# Records shown:
■ ■ ■ ■

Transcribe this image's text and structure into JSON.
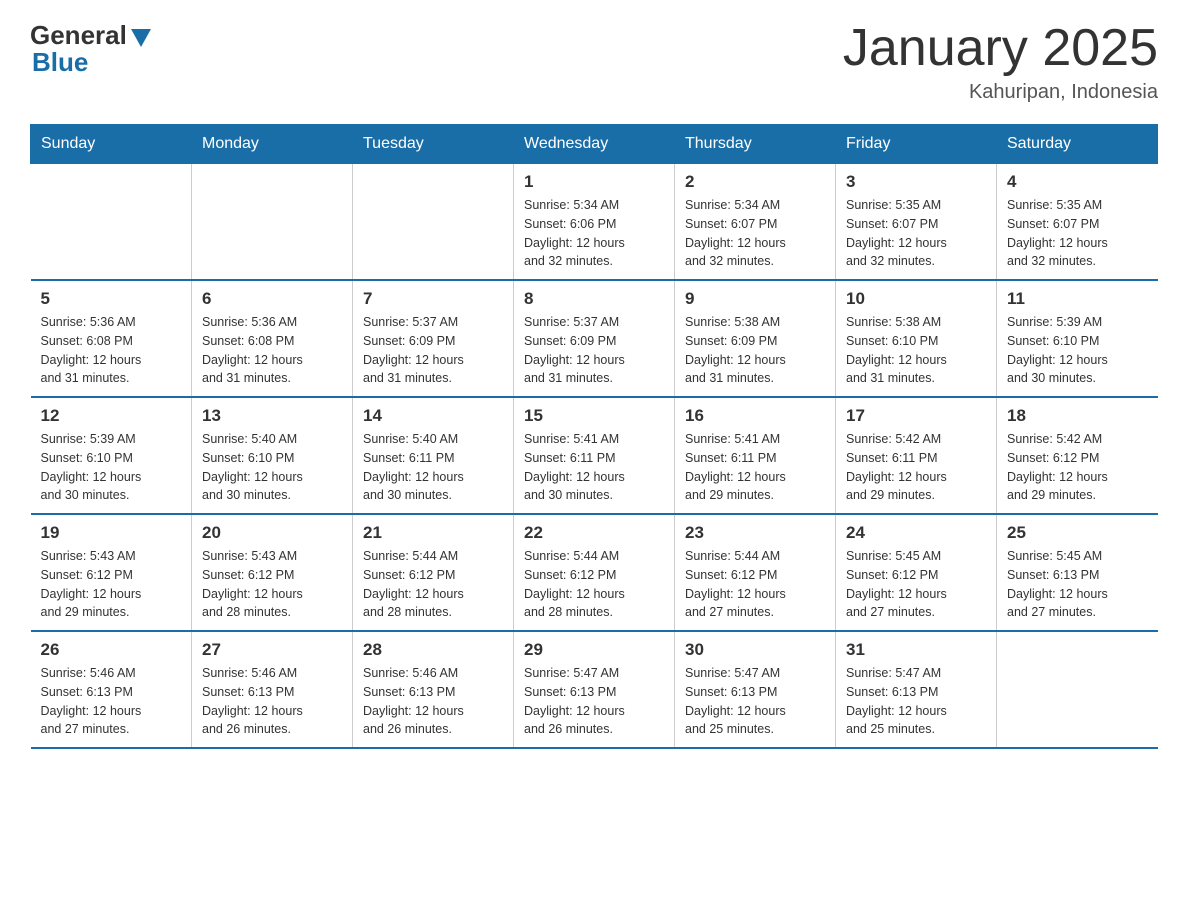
{
  "header": {
    "logo_general": "General",
    "logo_blue": "Blue",
    "month_title": "January 2025",
    "location": "Kahuripan, Indonesia"
  },
  "days_of_week": [
    "Sunday",
    "Monday",
    "Tuesday",
    "Wednesday",
    "Thursday",
    "Friday",
    "Saturday"
  ],
  "weeks": [
    [
      {
        "day": "",
        "info": ""
      },
      {
        "day": "",
        "info": ""
      },
      {
        "day": "",
        "info": ""
      },
      {
        "day": "1",
        "info": "Sunrise: 5:34 AM\nSunset: 6:06 PM\nDaylight: 12 hours\nand 32 minutes."
      },
      {
        "day": "2",
        "info": "Sunrise: 5:34 AM\nSunset: 6:07 PM\nDaylight: 12 hours\nand 32 minutes."
      },
      {
        "day": "3",
        "info": "Sunrise: 5:35 AM\nSunset: 6:07 PM\nDaylight: 12 hours\nand 32 minutes."
      },
      {
        "day": "4",
        "info": "Sunrise: 5:35 AM\nSunset: 6:07 PM\nDaylight: 12 hours\nand 32 minutes."
      }
    ],
    [
      {
        "day": "5",
        "info": "Sunrise: 5:36 AM\nSunset: 6:08 PM\nDaylight: 12 hours\nand 31 minutes."
      },
      {
        "day": "6",
        "info": "Sunrise: 5:36 AM\nSunset: 6:08 PM\nDaylight: 12 hours\nand 31 minutes."
      },
      {
        "day": "7",
        "info": "Sunrise: 5:37 AM\nSunset: 6:09 PM\nDaylight: 12 hours\nand 31 minutes."
      },
      {
        "day": "8",
        "info": "Sunrise: 5:37 AM\nSunset: 6:09 PM\nDaylight: 12 hours\nand 31 minutes."
      },
      {
        "day": "9",
        "info": "Sunrise: 5:38 AM\nSunset: 6:09 PM\nDaylight: 12 hours\nand 31 minutes."
      },
      {
        "day": "10",
        "info": "Sunrise: 5:38 AM\nSunset: 6:10 PM\nDaylight: 12 hours\nand 31 minutes."
      },
      {
        "day": "11",
        "info": "Sunrise: 5:39 AM\nSunset: 6:10 PM\nDaylight: 12 hours\nand 30 minutes."
      }
    ],
    [
      {
        "day": "12",
        "info": "Sunrise: 5:39 AM\nSunset: 6:10 PM\nDaylight: 12 hours\nand 30 minutes."
      },
      {
        "day": "13",
        "info": "Sunrise: 5:40 AM\nSunset: 6:10 PM\nDaylight: 12 hours\nand 30 minutes."
      },
      {
        "day": "14",
        "info": "Sunrise: 5:40 AM\nSunset: 6:11 PM\nDaylight: 12 hours\nand 30 minutes."
      },
      {
        "day": "15",
        "info": "Sunrise: 5:41 AM\nSunset: 6:11 PM\nDaylight: 12 hours\nand 30 minutes."
      },
      {
        "day": "16",
        "info": "Sunrise: 5:41 AM\nSunset: 6:11 PM\nDaylight: 12 hours\nand 29 minutes."
      },
      {
        "day": "17",
        "info": "Sunrise: 5:42 AM\nSunset: 6:11 PM\nDaylight: 12 hours\nand 29 minutes."
      },
      {
        "day": "18",
        "info": "Sunrise: 5:42 AM\nSunset: 6:12 PM\nDaylight: 12 hours\nand 29 minutes."
      }
    ],
    [
      {
        "day": "19",
        "info": "Sunrise: 5:43 AM\nSunset: 6:12 PM\nDaylight: 12 hours\nand 29 minutes."
      },
      {
        "day": "20",
        "info": "Sunrise: 5:43 AM\nSunset: 6:12 PM\nDaylight: 12 hours\nand 28 minutes."
      },
      {
        "day": "21",
        "info": "Sunrise: 5:44 AM\nSunset: 6:12 PM\nDaylight: 12 hours\nand 28 minutes."
      },
      {
        "day": "22",
        "info": "Sunrise: 5:44 AM\nSunset: 6:12 PM\nDaylight: 12 hours\nand 28 minutes."
      },
      {
        "day": "23",
        "info": "Sunrise: 5:44 AM\nSunset: 6:12 PM\nDaylight: 12 hours\nand 27 minutes."
      },
      {
        "day": "24",
        "info": "Sunrise: 5:45 AM\nSunset: 6:12 PM\nDaylight: 12 hours\nand 27 minutes."
      },
      {
        "day": "25",
        "info": "Sunrise: 5:45 AM\nSunset: 6:13 PM\nDaylight: 12 hours\nand 27 minutes."
      }
    ],
    [
      {
        "day": "26",
        "info": "Sunrise: 5:46 AM\nSunset: 6:13 PM\nDaylight: 12 hours\nand 27 minutes."
      },
      {
        "day": "27",
        "info": "Sunrise: 5:46 AM\nSunset: 6:13 PM\nDaylight: 12 hours\nand 26 minutes."
      },
      {
        "day": "28",
        "info": "Sunrise: 5:46 AM\nSunset: 6:13 PM\nDaylight: 12 hours\nand 26 minutes."
      },
      {
        "day": "29",
        "info": "Sunrise: 5:47 AM\nSunset: 6:13 PM\nDaylight: 12 hours\nand 26 minutes."
      },
      {
        "day": "30",
        "info": "Sunrise: 5:47 AM\nSunset: 6:13 PM\nDaylight: 12 hours\nand 25 minutes."
      },
      {
        "day": "31",
        "info": "Sunrise: 5:47 AM\nSunset: 6:13 PM\nDaylight: 12 hours\nand 25 minutes."
      },
      {
        "day": "",
        "info": ""
      }
    ]
  ]
}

■ ■ ■ ■

# Task instructions:
Reproduce the whole listing above word for word, but not its pictures.

# Finished task:
Transcribe this image's text and structure into JSON.
{
  "header": {
    "logo_general": "General",
    "logo_blue": "Blue",
    "month_title": "January 2025",
    "location": "Kahuripan, Indonesia"
  },
  "days_of_week": [
    "Sunday",
    "Monday",
    "Tuesday",
    "Wednesday",
    "Thursday",
    "Friday",
    "Saturday"
  ],
  "weeks": [
    [
      {
        "day": "",
        "info": ""
      },
      {
        "day": "",
        "info": ""
      },
      {
        "day": "",
        "info": ""
      },
      {
        "day": "1",
        "info": "Sunrise: 5:34 AM\nSunset: 6:06 PM\nDaylight: 12 hours\nand 32 minutes."
      },
      {
        "day": "2",
        "info": "Sunrise: 5:34 AM\nSunset: 6:07 PM\nDaylight: 12 hours\nand 32 minutes."
      },
      {
        "day": "3",
        "info": "Sunrise: 5:35 AM\nSunset: 6:07 PM\nDaylight: 12 hours\nand 32 minutes."
      },
      {
        "day": "4",
        "info": "Sunrise: 5:35 AM\nSunset: 6:07 PM\nDaylight: 12 hours\nand 32 minutes."
      }
    ],
    [
      {
        "day": "5",
        "info": "Sunrise: 5:36 AM\nSunset: 6:08 PM\nDaylight: 12 hours\nand 31 minutes."
      },
      {
        "day": "6",
        "info": "Sunrise: 5:36 AM\nSunset: 6:08 PM\nDaylight: 12 hours\nand 31 minutes."
      },
      {
        "day": "7",
        "info": "Sunrise: 5:37 AM\nSunset: 6:09 PM\nDaylight: 12 hours\nand 31 minutes."
      },
      {
        "day": "8",
        "info": "Sunrise: 5:37 AM\nSunset: 6:09 PM\nDaylight: 12 hours\nand 31 minutes."
      },
      {
        "day": "9",
        "info": "Sunrise: 5:38 AM\nSunset: 6:09 PM\nDaylight: 12 hours\nand 31 minutes."
      },
      {
        "day": "10",
        "info": "Sunrise: 5:38 AM\nSunset: 6:10 PM\nDaylight: 12 hours\nand 31 minutes."
      },
      {
        "day": "11",
        "info": "Sunrise: 5:39 AM\nSunset: 6:10 PM\nDaylight: 12 hours\nand 30 minutes."
      }
    ],
    [
      {
        "day": "12",
        "info": "Sunrise: 5:39 AM\nSunset: 6:10 PM\nDaylight: 12 hours\nand 30 minutes."
      },
      {
        "day": "13",
        "info": "Sunrise: 5:40 AM\nSunset: 6:10 PM\nDaylight: 12 hours\nand 30 minutes."
      },
      {
        "day": "14",
        "info": "Sunrise: 5:40 AM\nSunset: 6:11 PM\nDaylight: 12 hours\nand 30 minutes."
      },
      {
        "day": "15",
        "info": "Sunrise: 5:41 AM\nSunset: 6:11 PM\nDaylight: 12 hours\nand 30 minutes."
      },
      {
        "day": "16",
        "info": "Sunrise: 5:41 AM\nSunset: 6:11 PM\nDaylight: 12 hours\nand 29 minutes."
      },
      {
        "day": "17",
        "info": "Sunrise: 5:42 AM\nSunset: 6:11 PM\nDaylight: 12 hours\nand 29 minutes."
      },
      {
        "day": "18",
        "info": "Sunrise: 5:42 AM\nSunset: 6:12 PM\nDaylight: 12 hours\nand 29 minutes."
      }
    ],
    [
      {
        "day": "19",
        "info": "Sunrise: 5:43 AM\nSunset: 6:12 PM\nDaylight: 12 hours\nand 29 minutes."
      },
      {
        "day": "20",
        "info": "Sunrise: 5:43 AM\nSunset: 6:12 PM\nDaylight: 12 hours\nand 28 minutes."
      },
      {
        "day": "21",
        "info": "Sunrise: 5:44 AM\nSunset: 6:12 PM\nDaylight: 12 hours\nand 28 minutes."
      },
      {
        "day": "22",
        "info": "Sunrise: 5:44 AM\nSunset: 6:12 PM\nDaylight: 12 hours\nand 28 minutes."
      },
      {
        "day": "23",
        "info": "Sunrise: 5:44 AM\nSunset: 6:12 PM\nDaylight: 12 hours\nand 27 minutes."
      },
      {
        "day": "24",
        "info": "Sunrise: 5:45 AM\nSunset: 6:12 PM\nDaylight: 12 hours\nand 27 minutes."
      },
      {
        "day": "25",
        "info": "Sunrise: 5:45 AM\nSunset: 6:13 PM\nDaylight: 12 hours\nand 27 minutes."
      }
    ],
    [
      {
        "day": "26",
        "info": "Sunrise: 5:46 AM\nSunset: 6:13 PM\nDaylight: 12 hours\nand 27 minutes."
      },
      {
        "day": "27",
        "info": "Sunrise: 5:46 AM\nSunset: 6:13 PM\nDaylight: 12 hours\nand 26 minutes."
      },
      {
        "day": "28",
        "info": "Sunrise: 5:46 AM\nSunset: 6:13 PM\nDaylight: 12 hours\nand 26 minutes."
      },
      {
        "day": "29",
        "info": "Sunrise: 5:47 AM\nSunset: 6:13 PM\nDaylight: 12 hours\nand 26 minutes."
      },
      {
        "day": "30",
        "info": "Sunrise: 5:47 AM\nSunset: 6:13 PM\nDaylight: 12 hours\nand 25 minutes."
      },
      {
        "day": "31",
        "info": "Sunrise: 5:47 AM\nSunset: 6:13 PM\nDaylight: 12 hours\nand 25 minutes."
      },
      {
        "day": "",
        "info": ""
      }
    ]
  ]
}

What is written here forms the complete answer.